Dataset items

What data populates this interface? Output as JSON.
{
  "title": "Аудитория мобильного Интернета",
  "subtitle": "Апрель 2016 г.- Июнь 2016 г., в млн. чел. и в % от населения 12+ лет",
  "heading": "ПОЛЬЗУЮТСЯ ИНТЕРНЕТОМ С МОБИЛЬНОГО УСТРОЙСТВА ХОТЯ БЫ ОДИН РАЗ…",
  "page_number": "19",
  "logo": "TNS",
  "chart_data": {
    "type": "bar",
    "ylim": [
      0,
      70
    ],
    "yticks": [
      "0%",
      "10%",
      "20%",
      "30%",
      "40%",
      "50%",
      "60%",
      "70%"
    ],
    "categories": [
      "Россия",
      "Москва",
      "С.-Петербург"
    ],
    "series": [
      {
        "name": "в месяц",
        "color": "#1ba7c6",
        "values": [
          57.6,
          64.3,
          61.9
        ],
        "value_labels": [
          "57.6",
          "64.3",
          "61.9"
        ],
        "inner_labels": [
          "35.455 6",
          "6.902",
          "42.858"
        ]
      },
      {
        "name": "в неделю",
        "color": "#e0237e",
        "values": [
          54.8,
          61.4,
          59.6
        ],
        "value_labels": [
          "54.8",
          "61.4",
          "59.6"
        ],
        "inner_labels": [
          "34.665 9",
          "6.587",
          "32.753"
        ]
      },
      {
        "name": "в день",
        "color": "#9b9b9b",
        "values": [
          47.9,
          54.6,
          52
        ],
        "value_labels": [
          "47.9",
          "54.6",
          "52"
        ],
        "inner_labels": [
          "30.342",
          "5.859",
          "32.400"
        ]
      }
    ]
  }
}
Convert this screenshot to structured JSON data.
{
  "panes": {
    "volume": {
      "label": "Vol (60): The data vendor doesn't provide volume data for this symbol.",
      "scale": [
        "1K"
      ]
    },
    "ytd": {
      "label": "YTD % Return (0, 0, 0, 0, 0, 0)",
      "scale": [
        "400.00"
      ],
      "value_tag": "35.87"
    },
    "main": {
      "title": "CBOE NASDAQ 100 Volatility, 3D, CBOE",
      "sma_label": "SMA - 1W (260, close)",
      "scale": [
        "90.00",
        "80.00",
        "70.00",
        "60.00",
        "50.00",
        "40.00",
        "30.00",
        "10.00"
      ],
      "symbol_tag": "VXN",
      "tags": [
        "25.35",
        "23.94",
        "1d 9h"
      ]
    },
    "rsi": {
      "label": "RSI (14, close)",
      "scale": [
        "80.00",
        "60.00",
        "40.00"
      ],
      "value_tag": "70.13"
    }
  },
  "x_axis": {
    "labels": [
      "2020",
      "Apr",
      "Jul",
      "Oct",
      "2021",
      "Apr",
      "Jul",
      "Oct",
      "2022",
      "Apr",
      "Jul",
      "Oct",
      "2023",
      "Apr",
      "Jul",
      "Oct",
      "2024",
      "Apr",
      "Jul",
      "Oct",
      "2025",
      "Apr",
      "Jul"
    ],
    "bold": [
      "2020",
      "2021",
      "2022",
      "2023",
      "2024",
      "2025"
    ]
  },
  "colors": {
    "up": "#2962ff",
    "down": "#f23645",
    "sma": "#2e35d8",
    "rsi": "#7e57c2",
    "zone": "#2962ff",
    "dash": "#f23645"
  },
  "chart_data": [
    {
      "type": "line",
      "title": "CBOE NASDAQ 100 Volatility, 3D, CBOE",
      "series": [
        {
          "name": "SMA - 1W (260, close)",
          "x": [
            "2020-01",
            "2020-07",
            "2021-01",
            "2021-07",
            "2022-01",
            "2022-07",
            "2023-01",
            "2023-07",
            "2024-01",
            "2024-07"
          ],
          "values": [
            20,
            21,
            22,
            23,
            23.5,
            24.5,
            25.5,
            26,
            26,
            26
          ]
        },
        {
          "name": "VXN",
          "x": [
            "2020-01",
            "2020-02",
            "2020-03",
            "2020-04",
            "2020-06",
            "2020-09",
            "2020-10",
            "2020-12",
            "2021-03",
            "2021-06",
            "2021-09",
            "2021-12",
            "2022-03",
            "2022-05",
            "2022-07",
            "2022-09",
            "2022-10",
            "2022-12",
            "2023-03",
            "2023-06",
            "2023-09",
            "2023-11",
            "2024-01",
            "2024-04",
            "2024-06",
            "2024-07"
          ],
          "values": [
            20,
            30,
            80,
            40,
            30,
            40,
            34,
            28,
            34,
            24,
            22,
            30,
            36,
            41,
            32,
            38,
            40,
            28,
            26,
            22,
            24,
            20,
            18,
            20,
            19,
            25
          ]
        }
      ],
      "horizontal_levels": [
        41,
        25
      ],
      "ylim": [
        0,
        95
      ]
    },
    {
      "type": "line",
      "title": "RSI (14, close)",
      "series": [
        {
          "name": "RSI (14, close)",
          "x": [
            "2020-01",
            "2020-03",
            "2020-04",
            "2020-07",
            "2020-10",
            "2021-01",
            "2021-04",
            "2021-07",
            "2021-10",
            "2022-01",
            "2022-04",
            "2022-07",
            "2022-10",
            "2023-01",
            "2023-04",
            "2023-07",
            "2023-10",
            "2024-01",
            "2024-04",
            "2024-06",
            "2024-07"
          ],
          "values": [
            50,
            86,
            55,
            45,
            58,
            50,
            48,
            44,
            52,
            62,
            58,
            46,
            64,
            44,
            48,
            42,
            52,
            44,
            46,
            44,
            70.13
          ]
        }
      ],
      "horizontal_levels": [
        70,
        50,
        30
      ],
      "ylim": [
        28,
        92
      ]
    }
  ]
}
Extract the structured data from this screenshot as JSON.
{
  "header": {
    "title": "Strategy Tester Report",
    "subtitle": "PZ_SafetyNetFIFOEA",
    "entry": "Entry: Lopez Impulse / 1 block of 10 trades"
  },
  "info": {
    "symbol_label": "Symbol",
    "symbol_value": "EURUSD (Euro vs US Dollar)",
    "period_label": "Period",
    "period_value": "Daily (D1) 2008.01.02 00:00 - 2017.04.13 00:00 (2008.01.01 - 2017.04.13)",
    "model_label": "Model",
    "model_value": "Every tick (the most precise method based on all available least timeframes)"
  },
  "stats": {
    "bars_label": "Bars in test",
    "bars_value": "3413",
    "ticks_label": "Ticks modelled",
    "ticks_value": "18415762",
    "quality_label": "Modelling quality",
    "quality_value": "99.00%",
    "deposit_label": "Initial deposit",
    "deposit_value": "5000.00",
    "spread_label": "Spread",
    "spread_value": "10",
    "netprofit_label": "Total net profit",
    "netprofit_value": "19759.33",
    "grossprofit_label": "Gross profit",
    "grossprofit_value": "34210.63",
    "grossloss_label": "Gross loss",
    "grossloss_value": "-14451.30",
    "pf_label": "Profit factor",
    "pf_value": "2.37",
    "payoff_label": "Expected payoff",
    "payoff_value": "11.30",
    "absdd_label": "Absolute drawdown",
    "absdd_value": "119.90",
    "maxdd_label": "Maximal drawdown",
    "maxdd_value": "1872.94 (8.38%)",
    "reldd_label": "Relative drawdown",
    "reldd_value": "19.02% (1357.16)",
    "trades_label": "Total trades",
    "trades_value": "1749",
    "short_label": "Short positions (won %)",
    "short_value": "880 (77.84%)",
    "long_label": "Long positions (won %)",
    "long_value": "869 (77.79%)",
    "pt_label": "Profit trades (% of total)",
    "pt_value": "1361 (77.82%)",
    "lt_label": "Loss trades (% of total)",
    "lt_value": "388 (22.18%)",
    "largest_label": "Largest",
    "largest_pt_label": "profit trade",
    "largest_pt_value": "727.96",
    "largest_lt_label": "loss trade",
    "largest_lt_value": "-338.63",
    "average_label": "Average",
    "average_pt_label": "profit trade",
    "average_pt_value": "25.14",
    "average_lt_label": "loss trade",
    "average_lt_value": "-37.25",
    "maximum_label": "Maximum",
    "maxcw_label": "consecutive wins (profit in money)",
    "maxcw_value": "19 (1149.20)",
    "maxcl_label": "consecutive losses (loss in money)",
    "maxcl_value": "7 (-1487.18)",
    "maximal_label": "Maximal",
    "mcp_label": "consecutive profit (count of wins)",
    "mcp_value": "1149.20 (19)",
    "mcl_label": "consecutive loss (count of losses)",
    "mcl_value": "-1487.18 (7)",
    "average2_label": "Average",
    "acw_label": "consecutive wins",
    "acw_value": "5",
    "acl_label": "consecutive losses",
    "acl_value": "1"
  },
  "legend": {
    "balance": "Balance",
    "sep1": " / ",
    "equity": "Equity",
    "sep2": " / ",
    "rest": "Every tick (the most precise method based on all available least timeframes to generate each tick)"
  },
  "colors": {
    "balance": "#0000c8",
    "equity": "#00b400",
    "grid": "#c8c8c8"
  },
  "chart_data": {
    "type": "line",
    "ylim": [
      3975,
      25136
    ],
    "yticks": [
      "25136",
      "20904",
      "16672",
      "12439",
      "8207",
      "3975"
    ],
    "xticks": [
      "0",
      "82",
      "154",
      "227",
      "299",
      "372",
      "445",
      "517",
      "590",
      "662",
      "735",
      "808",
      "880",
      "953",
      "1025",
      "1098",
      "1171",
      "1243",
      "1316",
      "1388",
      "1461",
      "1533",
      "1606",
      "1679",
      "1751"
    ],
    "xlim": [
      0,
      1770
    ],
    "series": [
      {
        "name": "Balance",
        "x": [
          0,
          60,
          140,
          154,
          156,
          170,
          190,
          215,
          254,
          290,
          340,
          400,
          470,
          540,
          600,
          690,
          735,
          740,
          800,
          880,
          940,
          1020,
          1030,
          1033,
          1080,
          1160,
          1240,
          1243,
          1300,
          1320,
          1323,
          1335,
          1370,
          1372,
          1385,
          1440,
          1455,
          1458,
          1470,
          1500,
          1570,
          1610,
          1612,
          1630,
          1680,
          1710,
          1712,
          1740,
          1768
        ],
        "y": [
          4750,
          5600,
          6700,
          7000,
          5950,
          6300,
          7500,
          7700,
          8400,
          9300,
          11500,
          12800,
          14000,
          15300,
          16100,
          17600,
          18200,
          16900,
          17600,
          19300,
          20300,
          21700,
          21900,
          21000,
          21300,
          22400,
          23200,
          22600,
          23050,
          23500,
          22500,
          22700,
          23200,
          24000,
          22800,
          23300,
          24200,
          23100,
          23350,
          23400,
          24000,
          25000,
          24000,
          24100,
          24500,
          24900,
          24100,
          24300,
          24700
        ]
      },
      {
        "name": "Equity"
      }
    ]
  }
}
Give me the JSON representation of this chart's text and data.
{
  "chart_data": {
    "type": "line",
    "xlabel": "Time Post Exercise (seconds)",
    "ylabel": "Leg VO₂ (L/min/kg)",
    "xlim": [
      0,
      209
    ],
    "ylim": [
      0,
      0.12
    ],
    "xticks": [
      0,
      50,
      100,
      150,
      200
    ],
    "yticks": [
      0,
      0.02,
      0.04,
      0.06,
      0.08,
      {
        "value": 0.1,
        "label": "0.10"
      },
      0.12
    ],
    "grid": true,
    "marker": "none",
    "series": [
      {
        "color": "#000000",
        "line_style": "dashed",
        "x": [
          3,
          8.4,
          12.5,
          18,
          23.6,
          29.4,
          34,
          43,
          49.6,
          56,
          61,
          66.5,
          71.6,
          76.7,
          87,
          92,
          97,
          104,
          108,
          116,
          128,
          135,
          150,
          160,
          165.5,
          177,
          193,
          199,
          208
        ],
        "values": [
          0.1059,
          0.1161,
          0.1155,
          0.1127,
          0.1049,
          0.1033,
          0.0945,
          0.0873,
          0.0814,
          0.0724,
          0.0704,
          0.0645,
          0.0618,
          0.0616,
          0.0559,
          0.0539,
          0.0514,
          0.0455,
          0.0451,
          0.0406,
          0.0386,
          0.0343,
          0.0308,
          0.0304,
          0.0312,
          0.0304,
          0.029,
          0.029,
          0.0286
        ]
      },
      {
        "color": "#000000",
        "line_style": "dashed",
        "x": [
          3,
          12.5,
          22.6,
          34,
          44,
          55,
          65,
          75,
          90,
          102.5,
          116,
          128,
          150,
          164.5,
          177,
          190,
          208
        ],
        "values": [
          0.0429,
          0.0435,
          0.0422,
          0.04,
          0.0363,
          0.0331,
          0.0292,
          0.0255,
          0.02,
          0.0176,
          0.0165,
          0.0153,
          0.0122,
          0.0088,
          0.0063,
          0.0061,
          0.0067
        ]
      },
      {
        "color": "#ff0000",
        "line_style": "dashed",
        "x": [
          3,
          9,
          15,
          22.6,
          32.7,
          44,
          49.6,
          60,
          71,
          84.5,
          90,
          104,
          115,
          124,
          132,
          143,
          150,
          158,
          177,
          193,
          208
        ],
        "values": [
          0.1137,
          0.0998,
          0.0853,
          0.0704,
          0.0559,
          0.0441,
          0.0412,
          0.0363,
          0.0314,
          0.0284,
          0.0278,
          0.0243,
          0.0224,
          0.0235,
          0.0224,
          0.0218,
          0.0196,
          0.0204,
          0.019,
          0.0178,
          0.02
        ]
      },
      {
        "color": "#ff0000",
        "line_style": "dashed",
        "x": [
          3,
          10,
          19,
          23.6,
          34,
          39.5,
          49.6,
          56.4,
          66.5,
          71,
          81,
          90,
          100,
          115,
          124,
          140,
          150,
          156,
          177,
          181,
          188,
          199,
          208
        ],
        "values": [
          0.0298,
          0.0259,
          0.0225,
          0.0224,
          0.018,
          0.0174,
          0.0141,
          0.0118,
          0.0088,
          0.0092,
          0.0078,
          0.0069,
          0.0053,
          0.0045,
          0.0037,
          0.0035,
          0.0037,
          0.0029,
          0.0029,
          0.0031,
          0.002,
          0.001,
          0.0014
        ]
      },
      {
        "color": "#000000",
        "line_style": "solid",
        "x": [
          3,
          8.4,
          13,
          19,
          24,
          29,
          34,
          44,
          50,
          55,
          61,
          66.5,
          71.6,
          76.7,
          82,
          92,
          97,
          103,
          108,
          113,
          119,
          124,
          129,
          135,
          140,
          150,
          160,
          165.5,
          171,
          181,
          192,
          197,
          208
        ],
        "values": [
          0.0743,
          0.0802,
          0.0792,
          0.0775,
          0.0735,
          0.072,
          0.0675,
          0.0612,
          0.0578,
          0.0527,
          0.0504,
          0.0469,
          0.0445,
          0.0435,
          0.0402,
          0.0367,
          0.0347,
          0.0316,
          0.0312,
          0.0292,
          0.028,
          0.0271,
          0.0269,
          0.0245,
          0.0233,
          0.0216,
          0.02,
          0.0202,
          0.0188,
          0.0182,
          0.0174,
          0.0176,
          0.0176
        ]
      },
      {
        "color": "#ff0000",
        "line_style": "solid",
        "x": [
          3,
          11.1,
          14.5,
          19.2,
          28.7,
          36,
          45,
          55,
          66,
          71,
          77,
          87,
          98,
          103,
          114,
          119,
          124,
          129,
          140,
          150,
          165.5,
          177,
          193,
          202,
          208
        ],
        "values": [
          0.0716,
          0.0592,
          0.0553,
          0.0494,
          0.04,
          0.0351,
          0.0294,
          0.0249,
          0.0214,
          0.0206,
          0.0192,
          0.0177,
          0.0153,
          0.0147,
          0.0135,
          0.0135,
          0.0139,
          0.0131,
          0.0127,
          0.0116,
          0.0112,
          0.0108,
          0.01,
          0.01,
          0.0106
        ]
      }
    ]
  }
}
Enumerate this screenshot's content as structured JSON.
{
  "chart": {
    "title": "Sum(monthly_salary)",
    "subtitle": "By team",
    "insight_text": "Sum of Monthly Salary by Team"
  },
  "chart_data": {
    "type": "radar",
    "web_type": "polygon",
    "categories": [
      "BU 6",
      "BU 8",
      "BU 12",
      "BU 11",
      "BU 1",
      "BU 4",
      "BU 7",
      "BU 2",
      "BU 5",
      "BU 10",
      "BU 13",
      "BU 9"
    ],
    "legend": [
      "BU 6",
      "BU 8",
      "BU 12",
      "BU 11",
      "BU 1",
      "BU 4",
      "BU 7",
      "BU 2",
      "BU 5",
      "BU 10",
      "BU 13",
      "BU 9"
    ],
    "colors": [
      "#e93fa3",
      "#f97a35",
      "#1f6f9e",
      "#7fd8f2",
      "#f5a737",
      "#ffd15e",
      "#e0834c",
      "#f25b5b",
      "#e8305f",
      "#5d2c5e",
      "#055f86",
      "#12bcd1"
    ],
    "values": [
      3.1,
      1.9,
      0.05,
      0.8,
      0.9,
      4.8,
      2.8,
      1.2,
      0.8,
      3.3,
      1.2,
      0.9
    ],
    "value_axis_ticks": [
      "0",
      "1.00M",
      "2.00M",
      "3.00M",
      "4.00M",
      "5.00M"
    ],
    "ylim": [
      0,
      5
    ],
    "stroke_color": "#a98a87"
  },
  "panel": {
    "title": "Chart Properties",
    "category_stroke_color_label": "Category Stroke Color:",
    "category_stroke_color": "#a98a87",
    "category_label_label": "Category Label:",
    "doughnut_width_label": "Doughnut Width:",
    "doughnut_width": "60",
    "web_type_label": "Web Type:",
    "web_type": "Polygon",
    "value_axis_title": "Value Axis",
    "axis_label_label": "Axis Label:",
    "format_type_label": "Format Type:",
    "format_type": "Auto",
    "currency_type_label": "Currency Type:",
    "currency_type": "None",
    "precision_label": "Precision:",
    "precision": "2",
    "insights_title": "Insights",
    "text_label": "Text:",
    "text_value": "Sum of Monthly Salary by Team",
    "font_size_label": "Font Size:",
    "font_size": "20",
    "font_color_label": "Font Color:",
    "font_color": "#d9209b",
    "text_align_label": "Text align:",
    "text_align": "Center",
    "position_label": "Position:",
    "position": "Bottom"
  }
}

▸ **Your goal**: Which lines hold the word "count"? Copy each of them from the records.

▸ **Exercise result**:
    "mcp_label": "consecutive profit (count of wins)",
    "mcl_label": "consecutive loss (count of losses)",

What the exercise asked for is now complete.